### DIRECTIVE
Print out each entry below exactly, please.
* Start AVAILABLE RECORDS *
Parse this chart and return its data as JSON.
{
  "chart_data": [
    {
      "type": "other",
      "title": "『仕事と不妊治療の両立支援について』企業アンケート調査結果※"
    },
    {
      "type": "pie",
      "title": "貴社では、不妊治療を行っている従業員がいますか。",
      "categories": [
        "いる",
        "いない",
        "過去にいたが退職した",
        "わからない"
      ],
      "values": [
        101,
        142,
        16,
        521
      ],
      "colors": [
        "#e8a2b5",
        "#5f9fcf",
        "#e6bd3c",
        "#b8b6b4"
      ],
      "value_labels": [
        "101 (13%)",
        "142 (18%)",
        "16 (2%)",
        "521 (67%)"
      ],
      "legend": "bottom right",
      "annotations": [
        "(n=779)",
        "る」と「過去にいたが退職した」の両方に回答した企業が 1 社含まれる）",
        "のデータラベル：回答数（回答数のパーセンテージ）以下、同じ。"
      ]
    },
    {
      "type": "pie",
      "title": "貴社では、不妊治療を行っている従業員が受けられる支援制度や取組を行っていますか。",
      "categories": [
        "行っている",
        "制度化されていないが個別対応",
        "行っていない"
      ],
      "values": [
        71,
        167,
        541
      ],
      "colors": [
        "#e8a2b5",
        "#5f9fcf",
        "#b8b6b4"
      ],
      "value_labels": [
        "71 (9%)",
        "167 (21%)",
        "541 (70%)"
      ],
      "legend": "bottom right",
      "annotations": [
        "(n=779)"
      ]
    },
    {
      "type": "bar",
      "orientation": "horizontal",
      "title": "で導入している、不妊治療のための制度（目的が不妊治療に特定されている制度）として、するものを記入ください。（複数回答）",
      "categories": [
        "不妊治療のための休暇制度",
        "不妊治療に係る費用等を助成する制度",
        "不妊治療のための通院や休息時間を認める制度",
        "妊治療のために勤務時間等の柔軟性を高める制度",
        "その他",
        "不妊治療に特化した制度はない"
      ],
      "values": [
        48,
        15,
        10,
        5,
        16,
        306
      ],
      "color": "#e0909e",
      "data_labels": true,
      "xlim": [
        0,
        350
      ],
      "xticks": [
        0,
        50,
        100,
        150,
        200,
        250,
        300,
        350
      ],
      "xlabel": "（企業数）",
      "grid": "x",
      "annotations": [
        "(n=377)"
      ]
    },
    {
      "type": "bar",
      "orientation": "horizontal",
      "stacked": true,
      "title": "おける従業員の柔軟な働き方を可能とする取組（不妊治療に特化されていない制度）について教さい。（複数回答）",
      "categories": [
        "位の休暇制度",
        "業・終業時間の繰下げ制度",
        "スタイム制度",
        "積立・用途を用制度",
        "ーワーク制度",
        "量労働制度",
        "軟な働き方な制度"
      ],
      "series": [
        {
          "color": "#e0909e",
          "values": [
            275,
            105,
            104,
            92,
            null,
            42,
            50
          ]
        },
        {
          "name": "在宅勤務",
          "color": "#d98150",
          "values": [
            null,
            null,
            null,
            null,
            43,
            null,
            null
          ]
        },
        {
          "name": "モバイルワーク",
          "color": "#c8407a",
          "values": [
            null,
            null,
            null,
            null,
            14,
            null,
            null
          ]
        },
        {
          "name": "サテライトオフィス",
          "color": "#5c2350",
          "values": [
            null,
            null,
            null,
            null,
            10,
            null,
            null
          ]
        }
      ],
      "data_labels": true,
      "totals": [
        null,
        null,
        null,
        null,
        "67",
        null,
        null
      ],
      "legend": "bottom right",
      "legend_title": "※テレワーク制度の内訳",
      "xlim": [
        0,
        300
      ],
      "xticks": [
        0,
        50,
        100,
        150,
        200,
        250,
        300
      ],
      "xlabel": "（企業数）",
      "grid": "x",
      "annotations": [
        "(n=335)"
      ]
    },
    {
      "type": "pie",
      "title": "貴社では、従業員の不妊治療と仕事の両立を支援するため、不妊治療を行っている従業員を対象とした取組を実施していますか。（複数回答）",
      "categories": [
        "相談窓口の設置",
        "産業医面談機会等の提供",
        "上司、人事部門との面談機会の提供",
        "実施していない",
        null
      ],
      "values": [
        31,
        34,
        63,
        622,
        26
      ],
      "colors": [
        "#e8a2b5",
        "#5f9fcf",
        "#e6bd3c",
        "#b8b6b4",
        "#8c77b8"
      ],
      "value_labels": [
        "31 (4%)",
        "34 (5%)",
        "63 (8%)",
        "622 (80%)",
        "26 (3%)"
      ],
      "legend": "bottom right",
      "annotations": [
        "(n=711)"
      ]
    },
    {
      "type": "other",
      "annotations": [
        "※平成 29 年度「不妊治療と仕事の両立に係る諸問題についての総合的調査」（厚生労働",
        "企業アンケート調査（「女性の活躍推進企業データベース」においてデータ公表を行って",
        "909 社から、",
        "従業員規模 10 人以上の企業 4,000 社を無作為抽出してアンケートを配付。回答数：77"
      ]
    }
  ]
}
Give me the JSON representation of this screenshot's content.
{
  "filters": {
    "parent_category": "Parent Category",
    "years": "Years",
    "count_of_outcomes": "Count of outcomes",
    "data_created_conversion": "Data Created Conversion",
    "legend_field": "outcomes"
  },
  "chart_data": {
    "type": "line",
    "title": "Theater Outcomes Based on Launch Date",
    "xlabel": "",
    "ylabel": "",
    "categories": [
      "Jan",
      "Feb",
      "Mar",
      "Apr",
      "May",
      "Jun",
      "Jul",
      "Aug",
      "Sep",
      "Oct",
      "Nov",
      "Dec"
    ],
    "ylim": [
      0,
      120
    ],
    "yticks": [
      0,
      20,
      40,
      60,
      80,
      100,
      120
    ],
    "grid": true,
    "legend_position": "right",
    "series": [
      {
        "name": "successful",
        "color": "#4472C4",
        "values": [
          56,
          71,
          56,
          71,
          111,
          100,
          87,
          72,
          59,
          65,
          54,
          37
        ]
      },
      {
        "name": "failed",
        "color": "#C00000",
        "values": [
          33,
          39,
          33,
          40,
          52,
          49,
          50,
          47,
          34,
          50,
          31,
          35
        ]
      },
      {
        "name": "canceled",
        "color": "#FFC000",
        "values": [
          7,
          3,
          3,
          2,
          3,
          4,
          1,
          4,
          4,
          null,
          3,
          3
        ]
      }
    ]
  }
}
* End AVAILABLE RECORDS *
### FINISHED TASK
Parse this chart and return its data as JSON.
{
  "chart_data": [
    {
      "type": "other",
      "title": "『仕事と不妊治療の両立支援について』企業アンケート調査結果※"
    },
    {
      "type": "pie",
      "title": "貴社では、不妊治療を行っている従業員がいますか。",
      "categories": [
        "いる",
        "いない",
        "過去にいたが退職した",
        "わからない"
      ],
      "values": [
        101,
        142,
        16,
        521
      ],
      "colors": [
        "#e8a2b5",
        "#5f9fcf",
        "#e6bd3c",
        "#b8b6b4"
      ],
      "value_labels": [
        "101 (13%)",
        "142 (18%)",
        "16 (2%)",
        "521 (67%)"
      ],
      "legend": "bottom right",
      "annotations": [
        "(n=779)",
        "る」と「過去にいたが退職した」の両方に回答した企業が 1 社含まれる）",
        "のデータラベル：回答数（回答数のパーセンテージ）以下、同じ。"
      ]
    },
    {
      "type": "pie",
      "title": "貴社では、不妊治療を行っている従業員が受けられる支援制度や取組を行っていますか。",
      "categories": [
        "行っている",
        "制度化されていないが個別対応",
        "行っていない"
      ],
      "values": [
        71,
        167,
        541
      ],
      "colors": [
        "#e8a2b5",
        "#5f9fcf",
        "#b8b6b4"
      ],
      "value_labels": [
        "71 (9%)",
        "167 (21%)",
        "541 (70%)"
      ],
      "legend": "bottom right",
      "annotations": [
        "(n=779)"
      ]
    },
    {
      "type": "bar",
      "orientation": "horizontal",
      "title": "で導入している、不妊治療のための制度（目的が不妊治療に特定されている制度）として、するものを記入ください。（複数回答）",
      "categories": [
        "不妊治療のための休暇制度",
        "不妊治療に係る費用等を助成する制度",
        "不妊治療のための通院や休息時間を認める制度",
        "妊治療のために勤務時間等の柔軟性を高める制度",
        "その他",
        "不妊治療に特化した制度はない"
      ],
      "values": [
        48,
        15,
        10,
        5,
        16,
        306
      ],
      "color": "#e0909e",
      "data_labels": true,
      "xlim": [
        0,
        350
      ],
      "xticks": [
        0,
        50,
        100,
        150,
        200,
        250,
        300,
        350
      ],
      "xlabel": "（企業数）",
      "grid": "x",
      "annotations": [
        "(n=377)"
      ]
    },
    {
      "type": "bar",
      "orientation": "horizontal",
      "stacked": true,
      "title": "おける従業員の柔軟な働き方を可能とする取組（不妊治療に特化されていない制度）について教さい。（複数回答）",
      "categories": [
        "位の休暇制度",
        "業・終業時間の繰下げ制度",
        "スタイム制度",
        "積立・用途を用制度",
        "ーワーク制度",
        "量労働制度",
        "軟な働き方な制度"
      ],
      "series": [
        {
          "color": "#e0909e",
          "values": [
            275,
            105,
            104,
            92,
            null,
            42,
            50
          ]
        },
        {
          "name": "在宅勤務",
          "color": "#d98150",
          "values": [
            null,
            null,
            null,
            null,
            43,
            null,
            null
          ]
        },
        {
          "name": "モバイルワーク",
          "color": "#c8407a",
          "values": [
            null,
            null,
            null,
            null,
            14,
            null,
            null
          ]
        },
        {
          "name": "サテライトオフィス",
          "color": "#5c2350",
          "values": [
            null,
            null,
            null,
            null,
            10,
            null,
            null
          ]
        }
      ],
      "data_labels": true,
      "totals": [
        null,
        null,
        null,
        null,
        "67",
        null,
        null
      ],
      "legend": "bottom right",
      "legend_title": "※テレワーク制度の内訳",
      "xlim": [
        0,
        300
      ],
      "xticks": [
        0,
        50,
        100,
        150,
        200,
        250,
        300
      ],
      "xlabel": "（企業数）",
      "grid": "x",
      "annotations": [
        "(n=335)"
      ]
    },
    {
      "type": "pie",
      "title": "貴社では、従業員の不妊治療と仕事の両立を支援するため、不妊治療を行っている従業員を対象とした取組を実施していますか。（複数回答）",
      "categories": [
        "相談窓口の設置",
        "産業医面談機会等の提供",
        "上司、人事部門との面談機会の提供",
        "実施していない",
        null
      ],
      "values": [
        31,
        34,
        63,
        622,
        26
      ],
      "colors": [
        "#e8a2b5",
        "#5f9fcf",
        "#e6bd3c",
        "#b8b6b4",
        "#8c77b8"
      ],
      "value_labels": [
        "31 (4%)",
        "34 (5%)",
        "63 (8%)",
        "622 (80%)",
        "26 (3%)"
      ],
      "legend": "bottom right",
      "annotations": [
        "(n=711)"
      ]
    },
    {
      "type": "other",
      "annotations": [
        "※平成 29 年度「不妊治療と仕事の両立に係る諸問題についての総合的調査」（厚生労働",
        "企業アンケート調査（「女性の活躍推進企業データベース」においてデータ公表を行って",
        "909 社から、",
        "従業員規模 10 人以上の企業 4,000 社を無作為抽出してアンケートを配付。回答数：77"
      ]
    }
  ]
}
Give me the JSON representation of this screenshot's content.
{
  "filters": {
    "parent_category": "Parent Category",
    "years": "Years",
    "count_of_outcomes": "Count of outcomes",
    "data_created_conversion": "Data Created Conversion",
    "legend_field": "outcomes"
  },
  "chart_data": {
    "type": "line",
    "title": "Theater Outcomes Based on Launch Date",
    "xlabel": "",
    "ylabel": "",
    "categories": [
      "Jan",
      "Feb",
      "Mar",
      "Apr",
      "May",
      "Jun",
      "Jul",
      "Aug",
      "Sep",
      "Oct",
      "Nov",
      "Dec"
    ],
    "ylim": [
      0,
      120
    ],
    "yticks": [
      0,
      20,
      40,
      60,
      80,
      100,
      120
    ],
    "grid": true,
    "legend_position": "right",
    "series": [
      {
        "name": "successful",
        "color": "#4472C4",
        "values": [
          56,
          71,
          56,
          71,
          111,
          100,
          87,
          72,
          59,
          65,
          54,
          37
        ]
      },
      {
        "name": "failed",
        "color": "#C00000",
        "values": [
          33,
          39,
          33,
          40,
          52,
          49,
          50,
          47,
          34,
          50,
          31,
          35
        ]
      },
      {
        "name": "canceled",
        "color": "#FFC000",
        "values": [
          7,
          3,
          3,
          2,
          3,
          4,
          1,
          4,
          4,
          null,
          3,
          3
        ]
      }
    ]
  }
}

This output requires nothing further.